● THE REQUEST:
Copy out every line of the listing below without changing anything.

- - - - - - -

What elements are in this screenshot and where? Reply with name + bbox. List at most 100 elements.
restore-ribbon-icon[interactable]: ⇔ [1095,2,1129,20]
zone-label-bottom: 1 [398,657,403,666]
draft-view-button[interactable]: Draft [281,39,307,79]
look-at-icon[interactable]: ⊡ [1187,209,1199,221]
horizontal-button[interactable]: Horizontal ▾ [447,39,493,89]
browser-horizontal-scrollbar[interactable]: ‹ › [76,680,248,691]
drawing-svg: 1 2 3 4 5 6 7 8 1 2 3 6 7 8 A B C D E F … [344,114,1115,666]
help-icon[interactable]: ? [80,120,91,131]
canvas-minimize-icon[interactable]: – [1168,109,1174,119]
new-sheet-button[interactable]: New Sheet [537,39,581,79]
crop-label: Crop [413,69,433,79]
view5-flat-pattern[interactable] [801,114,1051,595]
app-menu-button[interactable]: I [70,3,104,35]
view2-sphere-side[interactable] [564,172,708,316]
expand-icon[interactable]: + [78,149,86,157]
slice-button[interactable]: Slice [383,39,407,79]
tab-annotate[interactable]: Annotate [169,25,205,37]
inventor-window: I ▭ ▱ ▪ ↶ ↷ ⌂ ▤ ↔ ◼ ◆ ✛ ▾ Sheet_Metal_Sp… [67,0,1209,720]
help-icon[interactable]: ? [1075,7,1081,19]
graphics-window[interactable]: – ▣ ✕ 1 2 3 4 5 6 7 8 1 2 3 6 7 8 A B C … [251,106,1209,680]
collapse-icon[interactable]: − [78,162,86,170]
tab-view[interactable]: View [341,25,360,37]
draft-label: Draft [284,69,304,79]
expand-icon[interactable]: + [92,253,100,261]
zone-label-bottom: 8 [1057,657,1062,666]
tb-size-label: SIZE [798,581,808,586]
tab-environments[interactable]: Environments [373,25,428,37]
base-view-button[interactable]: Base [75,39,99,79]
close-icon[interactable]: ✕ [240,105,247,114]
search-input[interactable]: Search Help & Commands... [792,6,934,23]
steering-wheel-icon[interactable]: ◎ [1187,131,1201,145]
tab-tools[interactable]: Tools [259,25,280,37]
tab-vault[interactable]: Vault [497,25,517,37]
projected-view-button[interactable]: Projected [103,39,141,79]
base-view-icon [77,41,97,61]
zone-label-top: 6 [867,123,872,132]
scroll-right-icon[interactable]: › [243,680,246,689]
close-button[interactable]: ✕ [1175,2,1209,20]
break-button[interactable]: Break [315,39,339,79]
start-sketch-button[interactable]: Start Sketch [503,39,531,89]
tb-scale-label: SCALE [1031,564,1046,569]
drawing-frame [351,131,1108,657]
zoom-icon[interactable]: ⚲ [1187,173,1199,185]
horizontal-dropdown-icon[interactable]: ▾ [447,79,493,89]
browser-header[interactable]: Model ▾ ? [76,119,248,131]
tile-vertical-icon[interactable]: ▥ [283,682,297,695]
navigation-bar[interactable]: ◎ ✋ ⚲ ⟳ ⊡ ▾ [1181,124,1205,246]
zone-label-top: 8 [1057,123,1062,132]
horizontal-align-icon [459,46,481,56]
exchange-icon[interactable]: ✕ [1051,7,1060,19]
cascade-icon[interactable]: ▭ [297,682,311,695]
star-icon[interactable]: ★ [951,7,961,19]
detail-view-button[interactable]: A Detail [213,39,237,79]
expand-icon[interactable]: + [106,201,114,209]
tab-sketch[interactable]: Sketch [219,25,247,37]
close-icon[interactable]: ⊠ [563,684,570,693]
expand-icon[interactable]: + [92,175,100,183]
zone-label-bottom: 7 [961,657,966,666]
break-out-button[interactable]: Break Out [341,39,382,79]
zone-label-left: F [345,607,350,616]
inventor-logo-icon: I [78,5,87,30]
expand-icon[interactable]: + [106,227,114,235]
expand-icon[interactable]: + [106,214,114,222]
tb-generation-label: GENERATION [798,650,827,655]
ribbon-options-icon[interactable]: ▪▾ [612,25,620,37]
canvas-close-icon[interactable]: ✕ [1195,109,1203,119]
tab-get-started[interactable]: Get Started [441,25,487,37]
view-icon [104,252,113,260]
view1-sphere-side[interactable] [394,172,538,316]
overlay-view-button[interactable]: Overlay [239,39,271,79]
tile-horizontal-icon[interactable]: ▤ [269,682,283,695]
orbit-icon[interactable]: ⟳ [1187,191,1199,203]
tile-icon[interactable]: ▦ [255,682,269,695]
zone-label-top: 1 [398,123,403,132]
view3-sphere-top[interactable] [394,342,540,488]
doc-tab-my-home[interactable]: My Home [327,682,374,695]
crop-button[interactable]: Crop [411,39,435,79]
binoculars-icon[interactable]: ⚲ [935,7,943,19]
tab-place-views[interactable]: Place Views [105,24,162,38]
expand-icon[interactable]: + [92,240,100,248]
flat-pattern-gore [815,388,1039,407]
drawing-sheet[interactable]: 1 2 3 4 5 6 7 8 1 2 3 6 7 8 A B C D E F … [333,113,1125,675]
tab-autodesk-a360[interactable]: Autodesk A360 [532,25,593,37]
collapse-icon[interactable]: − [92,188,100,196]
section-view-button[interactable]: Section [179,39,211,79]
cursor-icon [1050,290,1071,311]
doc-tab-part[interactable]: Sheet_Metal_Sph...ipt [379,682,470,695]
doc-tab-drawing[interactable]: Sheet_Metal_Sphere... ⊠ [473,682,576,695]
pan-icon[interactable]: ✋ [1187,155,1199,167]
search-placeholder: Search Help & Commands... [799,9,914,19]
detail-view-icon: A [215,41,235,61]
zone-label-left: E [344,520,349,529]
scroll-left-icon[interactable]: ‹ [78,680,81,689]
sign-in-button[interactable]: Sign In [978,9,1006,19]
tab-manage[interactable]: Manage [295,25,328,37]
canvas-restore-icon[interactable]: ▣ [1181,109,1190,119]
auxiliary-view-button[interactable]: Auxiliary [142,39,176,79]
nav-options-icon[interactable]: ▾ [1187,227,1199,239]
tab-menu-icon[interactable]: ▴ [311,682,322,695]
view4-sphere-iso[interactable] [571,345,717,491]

- - - - - - -

● SOLUTION FOR THIS PROBLEM:
What elements are in this screenshot and where? Reply with name + bbox. List at most 100 elements.
restore-ribbon-icon[interactable]: ⇔ [1095,2,1129,20]
zone-label-bottom: 1 [398,657,403,666]
draft-view-button[interactable]: Draft [281,39,307,79]
look-at-icon[interactable]: ⊡ [1187,209,1199,221]
horizontal-button[interactable]: Horizontal ▾ [447,39,493,89]
browser-horizontal-scrollbar[interactable]: ‹ › [76,680,248,691]
drawing-svg: 1 2 3 4 5 6 7 8 1 2 3 6 7 8 A B C D E F … [344,114,1115,666]
help-icon[interactable]: ? [80,120,91,131]
canvas-minimize-icon[interactable]: – [1168,109,1174,119]
new-sheet-button[interactable]: New Sheet [537,39,581,79]
crop-label: Crop [413,69,433,79]
view5-flat-pattern[interactable] [801,114,1051,595]
app-menu-button[interactable]: I [70,3,104,35]
view2-sphere-side[interactable] [564,172,708,316]
expand-icon[interactable]: + [78,149,86,157]
slice-button[interactable]: Slice [383,39,407,79]
tab-annotate[interactable]: Annotate [169,25,205,37]
inventor-window: I ▭ ▱ ▪ ↶ ↷ ⌂ ▤ ↔ ◼ ◆ ✛ ▾ Sheet_Metal_Sp… [67,0,1209,720]
help-icon[interactable]: ? [1075,7,1081,19]
graphics-window[interactable]: – ▣ ✕ 1 2 3 4 5 6 7 8 1 2 3 6 7 8 A B C … [251,106,1209,680]
collapse-icon[interactable]: − [78,162,86,170]
tab-view[interactable]: View [341,25,360,37]
draft-label: Draft [284,69,304,79]
expand-icon[interactable]: + [92,253,100,261]
zone-label-bottom: 8 [1057,657,1062,666]
tb-size-label: SIZE [798,581,808,586]
tab-environments[interactable]: Environments [373,25,428,37]
base-view-button[interactable]: Base [75,39,99,79]
close-icon[interactable]: ✕ [240,105,247,114]
search-input[interactable]: Search Help & Commands... [792,6,934,23]
steering-wheel-icon[interactable]: ◎ [1187,131,1201,145]
tab-tools[interactable]: Tools [259,25,280,37]
tab-vault[interactable]: Vault [497,25,517,37]
projected-view-button[interactable]: Projected [103,39,141,79]
base-view-icon [77,41,97,61]
zone-label-top: 6 [867,123,872,132]
scroll-right-icon[interactable]: › [243,680,246,689]
close-button[interactable]: ✕ [1175,2,1209,20]
break-button[interactable]: Break [315,39,339,79]
start-sketch-button[interactable]: Start Sketch [503,39,531,89]
tb-scale-label: SCALE [1031,564,1046,569]
drawing-frame [351,131,1108,657]
zoom-icon[interactable]: ⚲ [1187,173,1199,185]
horizontal-dropdown-icon[interactable]: ▾ [447,79,493,89]
browser-header[interactable]: Model ▾ ? [76,119,248,131]
tile-vertical-icon[interactable]: ▥ [283,682,297,695]
navigation-bar[interactable]: ◎ ✋ ⚲ ⟳ ⊡ ▾ [1181,124,1205,246]
zone-label-top: 8 [1057,123,1062,132]
horizontal-align-icon [459,46,481,56]
exchange-icon[interactable]: ✕ [1051,7,1060,19]
cascade-icon[interactable]: ▭ [297,682,311,695]
star-icon[interactable]: ★ [951,7,961,19]
detail-view-button[interactable]: A Detail [213,39,237,79]
expand-icon[interactable]: + [106,201,114,209]
tab-sketch[interactable]: Sketch [219,25,247,37]
close-icon[interactable]: ⊠ [563,684,570,693]
expand-icon[interactable]: + [92,175,100,183]
zone-label-bottom: 7 [961,657,966,666]
break-out-button[interactable]: Break Out [341,39,382,79]
zone-label-left: F [345,607,350,616]
inventor-logo-icon: I [78,5,87,30]
expand-icon[interactable]: + [106,227,114,235]
expand-icon[interactable]: + [106,214,114,222]
tb-generation-label: GENERATION [798,650,827,655]
ribbon-options-icon[interactable]: ▪▾ [612,25,620,37]
canvas-close-icon[interactable]: ✕ [1195,109,1203,119]
tab-get-started[interactable]: Get Started [441,25,487,37]
view-icon [104,252,113,260]
view1-sphere-side[interactable] [394,172,538,316]
overlay-view-button[interactable]: Overlay [239,39,271,79]
tile-horizontal-icon[interactable]: ▤ [269,682,283,695]
orbit-icon[interactable]: ⟳ [1187,191,1199,203]
tile-icon[interactable]: ▦ [255,682,269,695]
zone-label-top: 1 [398,123,403,132]
view3-sphere-top[interactable] [394,342,540,488]
doc-tab-my-home[interactable]: My Home [327,682,374,695]
crop-button[interactable]: Crop [411,39,435,79]
binoculars-icon[interactable]: ⚲ [935,7,943,19]
tab-place-views[interactable]: Place Views [105,24,162,38]
expand-icon[interactable]: + [92,240,100,248]
flat-pattern-gore [815,388,1039,407]
drawing-sheet[interactable]: 1 2 3 4 5 6 7 8 1 2 3 6 7 8 A B C D E F … [333,113,1125,675]
tab-autodesk-a360[interactable]: Autodesk A360 [532,25,593,37]
collapse-icon[interactable]: − [92,188,100,196]
section-view-button[interactable]: Section [179,39,211,79]
cursor-icon [1050,290,1071,311]
doc-tab-part[interactable]: Sheet_Metal_Sph...ipt [379,682,470,695]
doc-tab-drawing[interactable]: Sheet_Metal_Sphere... ⊠ [473,682,576,695]
pan-icon[interactable]: ✋ [1187,155,1199,167]
search-placeholder: Search Help & Commands... [799,9,914,19]
detail-view-icon: A [215,41,235,61]
zone-label-left: E [344,520,349,529]
scroll-left-icon[interactable]: ‹ [78,680,81,689]
sign-in-button[interactable]: Sign In [978,9,1006,19]
tab-manage[interactable]: Manage [295,25,328,37]
canvas-restore-icon[interactable]: ▣ [1181,109,1190,119]
auxiliary-view-button[interactable]: Auxiliary [142,39,176,79]
nav-options-icon[interactable]: ▾ [1187,227,1199,239]
tab-menu-icon[interactable]: ▴ [311,682,322,695]
view4-sphere-iso[interactable] [571,345,717,491]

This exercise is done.